> Work instructions
Each entry below is to be printed verbatim.

(Items from a data source)

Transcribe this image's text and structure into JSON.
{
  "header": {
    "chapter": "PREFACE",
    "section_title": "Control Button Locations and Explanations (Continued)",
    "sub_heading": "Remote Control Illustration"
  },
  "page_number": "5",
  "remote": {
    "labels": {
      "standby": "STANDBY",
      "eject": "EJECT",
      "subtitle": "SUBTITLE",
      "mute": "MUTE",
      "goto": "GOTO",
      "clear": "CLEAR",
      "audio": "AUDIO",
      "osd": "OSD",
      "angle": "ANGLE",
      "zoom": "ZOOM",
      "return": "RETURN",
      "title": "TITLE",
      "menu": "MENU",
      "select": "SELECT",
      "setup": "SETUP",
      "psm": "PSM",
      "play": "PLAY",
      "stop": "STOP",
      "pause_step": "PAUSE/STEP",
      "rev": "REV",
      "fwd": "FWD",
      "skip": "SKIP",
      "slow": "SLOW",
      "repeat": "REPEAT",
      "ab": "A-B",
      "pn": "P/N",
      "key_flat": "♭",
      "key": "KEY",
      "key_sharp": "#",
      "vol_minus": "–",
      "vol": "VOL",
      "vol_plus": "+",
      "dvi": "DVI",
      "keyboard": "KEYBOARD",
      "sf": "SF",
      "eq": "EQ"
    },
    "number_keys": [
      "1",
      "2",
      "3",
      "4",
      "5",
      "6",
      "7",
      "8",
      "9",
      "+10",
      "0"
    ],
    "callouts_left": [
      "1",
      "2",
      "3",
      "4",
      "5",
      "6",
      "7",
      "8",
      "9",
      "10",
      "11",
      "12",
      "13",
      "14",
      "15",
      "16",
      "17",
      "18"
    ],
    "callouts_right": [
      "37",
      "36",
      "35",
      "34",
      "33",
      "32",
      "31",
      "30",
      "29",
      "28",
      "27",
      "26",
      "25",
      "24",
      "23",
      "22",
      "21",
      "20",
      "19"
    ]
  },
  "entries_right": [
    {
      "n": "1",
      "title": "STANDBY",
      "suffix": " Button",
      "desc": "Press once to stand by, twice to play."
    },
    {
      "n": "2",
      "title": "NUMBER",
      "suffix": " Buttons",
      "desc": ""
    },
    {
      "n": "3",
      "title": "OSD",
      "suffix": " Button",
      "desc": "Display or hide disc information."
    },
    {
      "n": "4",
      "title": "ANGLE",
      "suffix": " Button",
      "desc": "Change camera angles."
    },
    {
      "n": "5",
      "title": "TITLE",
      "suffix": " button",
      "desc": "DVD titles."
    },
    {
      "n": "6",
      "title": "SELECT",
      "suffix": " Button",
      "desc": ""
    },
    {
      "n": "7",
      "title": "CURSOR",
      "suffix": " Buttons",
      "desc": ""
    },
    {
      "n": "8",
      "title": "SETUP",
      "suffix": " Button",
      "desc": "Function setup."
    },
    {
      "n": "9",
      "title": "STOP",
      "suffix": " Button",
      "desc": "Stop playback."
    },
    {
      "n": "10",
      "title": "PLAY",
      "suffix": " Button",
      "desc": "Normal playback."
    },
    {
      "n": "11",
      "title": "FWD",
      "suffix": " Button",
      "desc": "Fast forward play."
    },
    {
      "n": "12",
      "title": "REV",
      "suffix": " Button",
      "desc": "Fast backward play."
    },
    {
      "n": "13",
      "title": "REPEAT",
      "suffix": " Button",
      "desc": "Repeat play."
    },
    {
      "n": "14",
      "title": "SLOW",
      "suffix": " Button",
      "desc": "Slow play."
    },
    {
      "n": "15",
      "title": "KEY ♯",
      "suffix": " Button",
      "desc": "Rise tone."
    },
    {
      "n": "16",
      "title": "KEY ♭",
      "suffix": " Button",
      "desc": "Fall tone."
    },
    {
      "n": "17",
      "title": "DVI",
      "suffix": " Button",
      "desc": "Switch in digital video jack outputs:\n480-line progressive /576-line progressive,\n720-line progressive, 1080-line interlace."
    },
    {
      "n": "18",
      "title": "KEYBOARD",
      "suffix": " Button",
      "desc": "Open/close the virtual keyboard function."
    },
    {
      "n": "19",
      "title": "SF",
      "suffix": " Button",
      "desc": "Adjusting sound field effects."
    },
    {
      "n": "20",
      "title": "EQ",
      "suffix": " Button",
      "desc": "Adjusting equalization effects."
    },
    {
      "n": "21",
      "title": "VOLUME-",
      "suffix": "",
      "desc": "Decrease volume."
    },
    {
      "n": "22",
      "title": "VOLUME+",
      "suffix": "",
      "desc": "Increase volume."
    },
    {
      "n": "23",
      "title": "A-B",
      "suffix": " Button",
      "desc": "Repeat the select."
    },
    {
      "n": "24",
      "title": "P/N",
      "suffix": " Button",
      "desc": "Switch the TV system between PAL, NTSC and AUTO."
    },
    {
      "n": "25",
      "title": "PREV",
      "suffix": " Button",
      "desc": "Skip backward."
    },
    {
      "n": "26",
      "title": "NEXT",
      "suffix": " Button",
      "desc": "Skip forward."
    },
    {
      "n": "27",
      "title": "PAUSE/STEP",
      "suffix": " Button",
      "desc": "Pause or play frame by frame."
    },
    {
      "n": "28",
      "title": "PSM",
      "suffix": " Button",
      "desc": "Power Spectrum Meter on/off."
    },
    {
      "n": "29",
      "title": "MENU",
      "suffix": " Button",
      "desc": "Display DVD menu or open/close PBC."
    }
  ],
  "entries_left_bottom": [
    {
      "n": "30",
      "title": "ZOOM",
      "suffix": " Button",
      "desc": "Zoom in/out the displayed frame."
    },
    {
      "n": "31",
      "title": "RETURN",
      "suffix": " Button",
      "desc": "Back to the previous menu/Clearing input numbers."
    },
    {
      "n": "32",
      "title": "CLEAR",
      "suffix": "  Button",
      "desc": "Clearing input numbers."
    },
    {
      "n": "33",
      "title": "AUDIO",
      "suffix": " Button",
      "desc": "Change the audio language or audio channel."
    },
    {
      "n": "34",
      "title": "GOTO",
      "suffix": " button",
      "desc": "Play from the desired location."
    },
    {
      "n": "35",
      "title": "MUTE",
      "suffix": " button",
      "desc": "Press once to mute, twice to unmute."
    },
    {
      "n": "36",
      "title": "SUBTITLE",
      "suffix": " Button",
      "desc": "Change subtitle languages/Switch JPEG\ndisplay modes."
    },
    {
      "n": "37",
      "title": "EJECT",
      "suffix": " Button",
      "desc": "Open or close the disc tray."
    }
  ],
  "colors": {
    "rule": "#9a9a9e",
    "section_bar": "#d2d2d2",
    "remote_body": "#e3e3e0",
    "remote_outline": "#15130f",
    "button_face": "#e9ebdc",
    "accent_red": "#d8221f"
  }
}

> Exercise solution
Transcribe this image's text and structure into JSON.
{
  "header": {
    "chapter": "PREFACE",
    "section_title": "Control Button Locations and Explanations (Continued)",
    "sub_heading": "Remote Control Illustration"
  },
  "page_number": "5",
  "remote": {
    "labels": {
      "standby": "STANDBY",
      "eject": "EJECT",
      "subtitle": "SUBTITLE",
      "mute": "MUTE",
      "goto": "GOTO",
      "clear": "CLEAR",
      "audio": "AUDIO",
      "osd": "OSD",
      "angle": "ANGLE",
      "zoom": "ZOOM",
      "return": "RETURN",
      "title": "TITLE",
      "menu": "MENU",
      "select": "SELECT",
      "setup": "SETUP",
      "psm": "PSM",
      "play": "PLAY",
      "stop": "STOP",
      "pause_step": "PAUSE/STEP",
      "rev": "REV",
      "fwd": "FWD",
      "skip": "SKIP",
      "slow": "SLOW",
      "repeat": "REPEAT",
      "ab": "A-B",
      "pn": "P/N",
      "key_flat": "♭",
      "key": "KEY",
      "key_sharp": "#",
      "vol_minus": "–",
      "vol": "VOL",
      "vol_plus": "+",
      "dvi": "DVI",
      "keyboard": "KEYBOARD",
      "sf": "SF",
      "eq": "EQ"
    },
    "number_keys": [
      "1",
      "2",
      "3",
      "4",
      "5",
      "6",
      "7",
      "8",
      "9",
      "+10",
      "0"
    ],
    "callouts_left": [
      "1",
      "2",
      "3",
      "4",
      "5",
      "6",
      "7",
      "8",
      "9",
      "10",
      "11",
      "12",
      "13",
      "14",
      "15",
      "16",
      "17",
      "18"
    ],
    "callouts_right": [
      "37",
      "36",
      "35",
      "34",
      "33",
      "32",
      "31",
      "30",
      "29",
      "28",
      "27",
      "26",
      "25",
      "24",
      "23",
      "22",
      "21",
      "20",
      "19"
    ]
  },
  "entries_right": [
    {
      "n": "1",
      "title": "STANDBY",
      "suffix": " Button",
      "desc": "Press once to stand by, twice to play."
    },
    {
      "n": "2",
      "title": "NUMBER",
      "suffix": " Buttons",
      "desc": ""
    },
    {
      "n": "3",
      "title": "OSD",
      "suffix": " Button",
      "desc": "Display or hide disc information."
    },
    {
      "n": "4",
      "title": "ANGLE",
      "suffix": " Button",
      "desc": "Change camera angles."
    },
    {
      "n": "5",
      "title": "TITLE",
      "suffix": " button",
      "desc": "DVD titles."
    },
    {
      "n": "6",
      "title": "SELECT",
      "suffix": " Button",
      "desc": ""
    },
    {
      "n": "7",
      "title": "CURSOR",
      "suffix": " Buttons",
      "desc": ""
    },
    {
      "n": "8",
      "title": "SETUP",
      "suffix": " Button",
      "desc": "Function setup."
    },
    {
      "n": "9",
      "title": "STOP",
      "suffix": " Button",
      "desc": "Stop playback."
    },
    {
      "n": "10",
      "title": "PLAY",
      "suffix": " Button",
      "desc": "Normal playback."
    },
    {
      "n": "11",
      "title": "FWD",
      "suffix": " Button",
      "desc": "Fast forward play."
    },
    {
      "n": "12",
      "title": "REV",
      "suffix": " Button",
      "desc": "Fast backward play."
    },
    {
      "n": "13",
      "title": "REPEAT",
      "suffix": " Button",
      "desc": "Repeat play."
    },
    {
      "n": "14",
      "title": "SLOW",
      "suffix": " Button",
      "desc": "Slow play."
    },
    {
      "n": "15",
      "title": "KEY ♯",
      "suffix": " Button",
      "desc": "Rise tone."
    },
    {
      "n": "16",
      "title": "KEY ♭",
      "suffix": " Button",
      "desc": "Fall tone."
    },
    {
      "n": "17",
      "title": "DVI",
      "suffix": " Button",
      "desc": "Switch in digital video jack outputs:\n480-line progressive /576-line progressive,\n720-line progressive, 1080-line interlace."
    },
    {
      "n": "18",
      "title": "KEYBOARD",
      "suffix": " Button",
      "desc": "Open/close the virtual keyboard function."
    },
    {
      "n": "19",
      "title": "SF",
      "suffix": " Button",
      "desc": "Adjusting sound field effects."
    },
    {
      "n": "20",
      "title": "EQ",
      "suffix": " Button",
      "desc": "Adjusting equalization effects."
    },
    {
      "n": "21",
      "title": "VOLUME-",
      "suffix": "",
      "desc": "Decrease volume."
    },
    {
      "n": "22",
      "title": "VOLUME+",
      "suffix": "",
      "desc": "Increase volume."
    },
    {
      "n": "23",
      "title": "A-B",
      "suffix": " Button",
      "desc": "Repeat the select."
    },
    {
      "n": "24",
      "title": "P/N",
      "suffix": " Button",
      "desc": "Switch the TV system between PAL, NTSC and AUTO."
    },
    {
      "n": "25",
      "title": "PREV",
      "suffix": " Button",
      "desc": "Skip backward."
    },
    {
      "n": "26",
      "title": "NEXT",
      "suffix": " Button",
      "desc": "Skip forward."
    },
    {
      "n": "27",
      "title": "PAUSE/STEP",
      "suffix": " Button",
      "desc": "Pause or play frame by frame."
    },
    {
      "n": "28",
      "title": "PSM",
      "suffix": " Button",
      "desc": "Power Spectrum Meter on/off."
    },
    {
      "n": "29",
      "title": "MENU",
      "suffix": " Button",
      "desc": "Display DVD menu or open/close PBC."
    }
  ],
  "entries_left_bottom": [
    {
      "n": "30",
      "title": "ZOOM",
      "suffix": " Button",
      "desc": "Zoom in/out the displayed frame."
    },
    {
      "n": "31",
      "title": "RETURN",
      "suffix": " Button",
      "desc": "Back to the previous menu/Clearing input numbers."
    },
    {
      "n": "32",
      "title": "CLEAR",
      "suffix": "  Button",
      "desc": "Clearing input numbers."
    },
    {
      "n": "33",
      "title": "AUDIO",
      "suffix": " Button",
      "desc": "Change the audio language or audio channel."
    },
    {
      "n": "34",
      "title": "GOTO",
      "suffix": " button",
      "desc": "Play from the desired location."
    },
    {
      "n": "35",
      "title": "MUTE",
      "suffix": " button",
      "desc": "Press once to mute, twice to unmute."
    },
    {
      "n": "36",
      "title": "SUBTITLE",
      "suffix": " Button",
      "desc": "Change subtitle languages/Switch JPEG\ndisplay modes."
    },
    {
      "n": "37",
      "title": "EJECT",
      "suffix": " Button",
      "desc": "Open or close the disc tray."
    }
  ],
  "colors": {
    "rule": "#9a9a9e",
    "section_bar": "#d2d2d2",
    "remote_body": "#e3e3e0",
    "remote_outline": "#15130f",
    "button_face": "#e9ebdc",
    "accent_red": "#d8221f"
  }
}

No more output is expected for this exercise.